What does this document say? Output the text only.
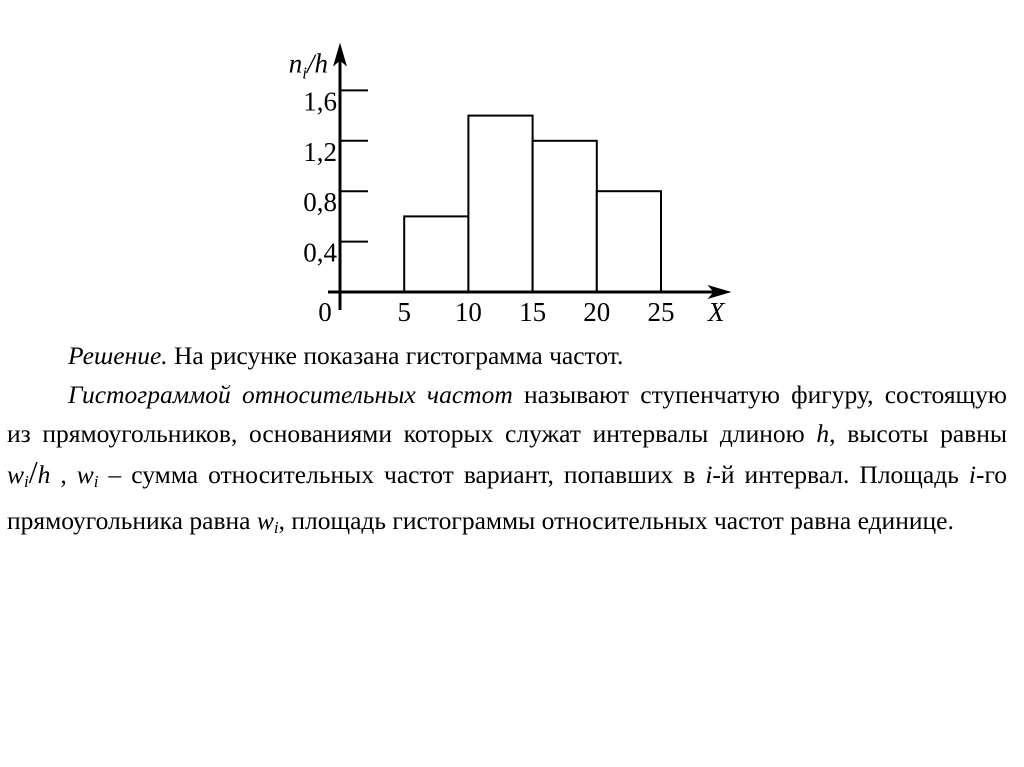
0,4
0,8
1,2
1,6
0 5 10 15 20 25
$n_i/h$
X

Решение. На рисунке показана гистограмма частот.

Гистограммой относительных частот называют ступенчатую фигуру, состоящую из прямоугольников, основаниями которых служат интервалы длиною h, высоты равны $w_i/h$ , $w_i$ – сумма относительных частот вариант, попавших в i-й интервал. Площадь i-го прямоугольника равна $w_i$, площадь гистограммы относительных частот равна единице.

______________________________

Problem to solve: Restate the records word for word, omitting images.

Exercise result:
What does this document say? Output the text only.
0,4
0,8
1,2
1,6
0 5 10 15 20 25
$n_i/h$
X

Решение. На рисунке показана гистограмма частот.

Гистограммой относительных частот называют ступенчатую фигуру, состоящую из прямоугольников, основаниями которых служат интервалы длиною h, высоты равны $w_i/h$ , $w_i$ – сумма относительных частот вариант, попавших в i-й интервал. Площадь i-го прямоугольника равна $w_i$, площадь гистограммы относительных частот равна единице.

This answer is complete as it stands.